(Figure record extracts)
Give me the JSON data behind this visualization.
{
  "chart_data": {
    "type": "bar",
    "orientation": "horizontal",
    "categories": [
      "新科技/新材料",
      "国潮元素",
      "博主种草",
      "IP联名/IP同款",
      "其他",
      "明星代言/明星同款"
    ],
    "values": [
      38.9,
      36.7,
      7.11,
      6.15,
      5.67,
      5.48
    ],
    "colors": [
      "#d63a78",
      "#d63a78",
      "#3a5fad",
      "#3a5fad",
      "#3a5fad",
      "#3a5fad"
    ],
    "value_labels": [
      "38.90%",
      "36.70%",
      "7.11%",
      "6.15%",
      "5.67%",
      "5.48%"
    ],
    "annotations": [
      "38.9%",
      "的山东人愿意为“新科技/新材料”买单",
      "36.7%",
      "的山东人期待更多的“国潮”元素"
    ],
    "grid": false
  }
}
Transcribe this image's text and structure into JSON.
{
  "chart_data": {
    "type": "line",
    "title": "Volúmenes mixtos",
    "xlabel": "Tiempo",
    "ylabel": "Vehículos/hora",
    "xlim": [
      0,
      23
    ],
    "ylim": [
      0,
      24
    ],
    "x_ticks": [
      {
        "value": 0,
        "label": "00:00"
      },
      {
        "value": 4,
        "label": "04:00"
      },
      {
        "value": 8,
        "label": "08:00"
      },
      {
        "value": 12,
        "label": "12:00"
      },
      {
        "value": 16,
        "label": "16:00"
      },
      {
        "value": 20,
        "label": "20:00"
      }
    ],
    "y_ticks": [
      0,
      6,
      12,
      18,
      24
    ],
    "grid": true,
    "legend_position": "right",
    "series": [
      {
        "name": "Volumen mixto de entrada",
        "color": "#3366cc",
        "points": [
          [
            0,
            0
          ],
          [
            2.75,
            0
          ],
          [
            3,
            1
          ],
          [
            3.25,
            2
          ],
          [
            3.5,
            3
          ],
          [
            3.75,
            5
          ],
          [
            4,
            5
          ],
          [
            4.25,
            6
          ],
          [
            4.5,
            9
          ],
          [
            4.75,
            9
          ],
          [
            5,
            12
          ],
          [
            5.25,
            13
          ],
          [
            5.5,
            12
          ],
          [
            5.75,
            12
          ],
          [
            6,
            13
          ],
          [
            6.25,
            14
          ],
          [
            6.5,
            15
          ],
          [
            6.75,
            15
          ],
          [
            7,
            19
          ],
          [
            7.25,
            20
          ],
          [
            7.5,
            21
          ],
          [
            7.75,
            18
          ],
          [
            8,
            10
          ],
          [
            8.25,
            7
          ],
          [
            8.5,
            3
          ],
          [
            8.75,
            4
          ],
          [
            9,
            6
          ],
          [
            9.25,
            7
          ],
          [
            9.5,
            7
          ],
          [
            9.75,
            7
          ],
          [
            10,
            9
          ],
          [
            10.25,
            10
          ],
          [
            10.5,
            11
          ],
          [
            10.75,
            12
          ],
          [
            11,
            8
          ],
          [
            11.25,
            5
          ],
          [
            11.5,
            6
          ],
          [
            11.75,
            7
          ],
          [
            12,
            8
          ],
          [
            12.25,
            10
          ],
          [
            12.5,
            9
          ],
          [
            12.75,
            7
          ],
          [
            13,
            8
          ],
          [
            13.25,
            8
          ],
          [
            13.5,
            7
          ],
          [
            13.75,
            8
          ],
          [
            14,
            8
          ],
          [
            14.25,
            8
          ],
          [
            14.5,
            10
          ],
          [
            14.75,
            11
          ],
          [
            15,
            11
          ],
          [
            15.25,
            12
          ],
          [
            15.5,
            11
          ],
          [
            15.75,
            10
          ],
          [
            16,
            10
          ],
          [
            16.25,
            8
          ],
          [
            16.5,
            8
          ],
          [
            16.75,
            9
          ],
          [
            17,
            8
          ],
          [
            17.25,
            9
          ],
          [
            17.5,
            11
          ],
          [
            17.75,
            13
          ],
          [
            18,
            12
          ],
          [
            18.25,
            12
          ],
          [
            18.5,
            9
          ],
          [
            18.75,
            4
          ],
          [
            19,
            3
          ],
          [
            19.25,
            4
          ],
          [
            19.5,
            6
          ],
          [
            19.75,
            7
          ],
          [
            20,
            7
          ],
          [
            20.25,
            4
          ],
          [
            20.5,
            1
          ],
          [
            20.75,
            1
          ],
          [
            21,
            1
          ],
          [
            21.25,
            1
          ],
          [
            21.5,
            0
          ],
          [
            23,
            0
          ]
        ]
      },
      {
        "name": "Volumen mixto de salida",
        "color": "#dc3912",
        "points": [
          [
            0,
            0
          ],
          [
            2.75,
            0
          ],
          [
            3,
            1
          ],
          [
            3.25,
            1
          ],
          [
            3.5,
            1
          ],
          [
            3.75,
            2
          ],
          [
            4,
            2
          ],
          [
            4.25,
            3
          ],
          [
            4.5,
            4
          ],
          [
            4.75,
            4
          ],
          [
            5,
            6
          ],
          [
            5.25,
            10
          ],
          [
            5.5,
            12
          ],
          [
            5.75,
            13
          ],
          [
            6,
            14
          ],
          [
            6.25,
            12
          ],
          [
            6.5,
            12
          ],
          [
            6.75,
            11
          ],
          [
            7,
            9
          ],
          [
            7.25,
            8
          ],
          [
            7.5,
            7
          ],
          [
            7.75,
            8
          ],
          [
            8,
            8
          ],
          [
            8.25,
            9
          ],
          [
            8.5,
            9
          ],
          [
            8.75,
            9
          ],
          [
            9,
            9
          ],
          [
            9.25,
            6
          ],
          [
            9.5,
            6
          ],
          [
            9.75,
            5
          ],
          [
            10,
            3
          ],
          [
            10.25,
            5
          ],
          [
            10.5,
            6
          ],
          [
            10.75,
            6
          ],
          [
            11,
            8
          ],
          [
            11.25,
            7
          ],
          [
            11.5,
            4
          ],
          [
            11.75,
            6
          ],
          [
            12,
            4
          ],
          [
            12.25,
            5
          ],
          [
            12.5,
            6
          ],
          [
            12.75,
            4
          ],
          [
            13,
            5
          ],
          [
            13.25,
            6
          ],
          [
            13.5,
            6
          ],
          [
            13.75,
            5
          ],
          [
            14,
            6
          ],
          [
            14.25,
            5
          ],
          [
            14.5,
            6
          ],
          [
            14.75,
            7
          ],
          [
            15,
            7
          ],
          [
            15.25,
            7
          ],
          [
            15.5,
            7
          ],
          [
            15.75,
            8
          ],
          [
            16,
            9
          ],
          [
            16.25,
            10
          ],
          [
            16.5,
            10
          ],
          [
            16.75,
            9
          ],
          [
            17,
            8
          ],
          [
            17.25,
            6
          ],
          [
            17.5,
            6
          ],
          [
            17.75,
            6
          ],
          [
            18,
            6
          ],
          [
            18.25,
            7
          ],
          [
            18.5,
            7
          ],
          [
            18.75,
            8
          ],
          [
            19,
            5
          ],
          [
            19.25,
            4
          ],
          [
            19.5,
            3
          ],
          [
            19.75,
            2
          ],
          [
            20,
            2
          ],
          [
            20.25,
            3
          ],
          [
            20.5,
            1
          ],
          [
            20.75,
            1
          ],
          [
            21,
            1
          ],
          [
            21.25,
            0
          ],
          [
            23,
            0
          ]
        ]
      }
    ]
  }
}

Exercise instructions ▸ Set down each entry again, unchanged.

The result ▸
Give me the JSON data behind this visualization.
{
  "chart_data": {
    "type": "bar",
    "orientation": "horizontal",
    "categories": [
      "新科技/新材料",
      "国潮元素",
      "博主种草",
      "IP联名/IP同款",
      "其他",
      "明星代言/明星同款"
    ],
    "values": [
      38.9,
      36.7,
      7.11,
      6.15,
      5.67,
      5.48
    ],
    "colors": [
      "#d63a78",
      "#d63a78",
      "#3a5fad",
      "#3a5fad",
      "#3a5fad",
      "#3a5fad"
    ],
    "value_labels": [
      "38.90%",
      "36.70%",
      "7.11%",
      "6.15%",
      "5.67%",
      "5.48%"
    ],
    "annotations": [
      "38.9%",
      "的山东人愿意为“新科技/新材料”买单",
      "36.7%",
      "的山东人期待更多的“国潮”元素"
    ],
    "grid": false
  }
}
Transcribe this image's text and structure into JSON.
{
  "chart_data": {
    "type": "line",
    "title": "Volúmenes mixtos",
    "xlabel": "Tiempo",
    "ylabel": "Vehículos/hora",
    "xlim": [
      0,
      23
    ],
    "ylim": [
      0,
      24
    ],
    "x_ticks": [
      {
        "value": 0,
        "label": "00:00"
      },
      {
        "value": 4,
        "label": "04:00"
      },
      {
        "value": 8,
        "label": "08:00"
      },
      {
        "value": 12,
        "label": "12:00"
      },
      {
        "value": 16,
        "label": "16:00"
      },
      {
        "value": 20,
        "label": "20:00"
      }
    ],
    "y_ticks": [
      0,
      6,
      12,
      18,
      24
    ],
    "grid": true,
    "legend_position": "right",
    "series": [
      {
        "name": "Volumen mixto de entrada",
        "color": "#3366cc",
        "points": [
          [
            0,
            0
          ],
          [
            2.75,
            0
          ],
          [
            3,
            1
          ],
          [
            3.25,
            2
          ],
          [
            3.5,
            3
          ],
          [
            3.75,
            5
          ],
          [
            4,
            5
          ],
          [
            4.25,
            6
          ],
          [
            4.5,
            9
          ],
          [
            4.75,
            9
          ],
          [
            5,
            12
          ],
          [
            5.25,
            13
          ],
          [
            5.5,
            12
          ],
          [
            5.75,
            12
          ],
          [
            6,
            13
          ],
          [
            6.25,
            14
          ],
          [
            6.5,
            15
          ],
          [
            6.75,
            15
          ],
          [
            7,
            19
          ],
          [
            7.25,
            20
          ],
          [
            7.5,
            21
          ],
          [
            7.75,
            18
          ],
          [
            8,
            10
          ],
          [
            8.25,
            7
          ],
          [
            8.5,
            3
          ],
          [
            8.75,
            4
          ],
          [
            9,
            6
          ],
          [
            9.25,
            7
          ],
          [
            9.5,
            7
          ],
          [
            9.75,
            7
          ],
          [
            10,
            9
          ],
          [
            10.25,
            10
          ],
          [
            10.5,
            11
          ],
          [
            10.75,
            12
          ],
          [
            11,
            8
          ],
          [
            11.25,
            5
          ],
          [
            11.5,
            6
          ],
          [
            11.75,
            7
          ],
          [
            12,
            8
          ],
          [
            12.25,
            10
          ],
          [
            12.5,
            9
          ],
          [
            12.75,
            7
          ],
          [
            13,
            8
          ],
          [
            13.25,
            8
          ],
          [
            13.5,
            7
          ],
          [
            13.75,
            8
          ],
          [
            14,
            8
          ],
          [
            14.25,
            8
          ],
          [
            14.5,
            10
          ],
          [
            14.75,
            11
          ],
          [
            15,
            11
          ],
          [
            15.25,
            12
          ],
          [
            15.5,
            11
          ],
          [
            15.75,
            10
          ],
          [
            16,
            10
          ],
          [
            16.25,
            8
          ],
          [
            16.5,
            8
          ],
          [
            16.75,
            9
          ],
          [
            17,
            8
          ],
          [
            17.25,
            9
          ],
          [
            17.5,
            11
          ],
          [
            17.75,
            13
          ],
          [
            18,
            12
          ],
          [
            18.25,
            12
          ],
          [
            18.5,
            9
          ],
          [
            18.75,
            4
          ],
          [
            19,
            3
          ],
          [
            19.25,
            4
          ],
          [
            19.5,
            6
          ],
          [
            19.75,
            7
          ],
          [
            20,
            7
          ],
          [
            20.25,
            4
          ],
          [
            20.5,
            1
          ],
          [
            20.75,
            1
          ],
          [
            21,
            1
          ],
          [
            21.25,
            1
          ],
          [
            21.5,
            0
          ],
          [
            23,
            0
          ]
        ]
      },
      {
        "name": "Volumen mixto de salida",
        "color": "#dc3912",
        "points": [
          [
            0,
            0
          ],
          [
            2.75,
            0
          ],
          [
            3,
            1
          ],
          [
            3.25,
            1
          ],
          [
            3.5,
            1
          ],
          [
            3.75,
            2
          ],
          [
            4,
            2
          ],
          [
            4.25,
            3
          ],
          [
            4.5,
            4
          ],
          [
            4.75,
            4
          ],
          [
            5,
            6
          ],
          [
            5.25,
            10
          ],
          [
            5.5,
            12
          ],
          [
            5.75,
            13
          ],
          [
            6,
            14
          ],
          [
            6.25,
            12
          ],
          [
            6.5,
            12
          ],
          [
            6.75,
            11
          ],
          [
            7,
            9
          ],
          [
            7.25,
            8
          ],
          [
            7.5,
            7
          ],
          [
            7.75,
            8
          ],
          [
            8,
            8
          ],
          [
            8.25,
            9
          ],
          [
            8.5,
            9
          ],
          [
            8.75,
            9
          ],
          [
            9,
            9
          ],
          [
            9.25,
            6
          ],
          [
            9.5,
            6
          ],
          [
            9.75,
            5
          ],
          [
            10,
            3
          ],
          [
            10.25,
            5
          ],
          [
            10.5,
            6
          ],
          [
            10.75,
            6
          ],
          [
            11,
            8
          ],
          [
            11.25,
            7
          ],
          [
            11.5,
            4
          ],
          [
            11.75,
            6
          ],
          [
            12,
            4
          ],
          [
            12.25,
            5
          ],
          [
            12.5,
            6
          ],
          [
            12.75,
            4
          ],
          [
            13,
            5
          ],
          [
            13.25,
            6
          ],
          [
            13.5,
            6
          ],
          [
            13.75,
            5
          ],
          [
            14,
            6
          ],
          [
            14.25,
            5
          ],
          [
            14.5,
            6
          ],
          [
            14.75,
            7
          ],
          [
            15,
            7
          ],
          [
            15.25,
            7
          ],
          [
            15.5,
            7
          ],
          [
            15.75,
            8
          ],
          [
            16,
            9
          ],
          [
            16.25,
            10
          ],
          [
            16.5,
            10
          ],
          [
            16.75,
            9
          ],
          [
            17,
            8
          ],
          [
            17.25,
            6
          ],
          [
            17.5,
            6
          ],
          [
            17.75,
            6
          ],
          [
            18,
            6
          ],
          [
            18.25,
            7
          ],
          [
            18.5,
            7
          ],
          [
            18.75,
            8
          ],
          [
            19,
            5
          ],
          [
            19.25,
            4
          ],
          [
            19.5,
            3
          ],
          [
            19.75,
            2
          ],
          [
            20,
            2
          ],
          [
            20.25,
            3
          ],
          [
            20.5,
            1
          ],
          [
            20.75,
            1
          ],
          [
            21,
            1
          ],
          [
            21.25,
            0
          ],
          [
            23,
            0
          ]
        ]
      }
    ]
  }
}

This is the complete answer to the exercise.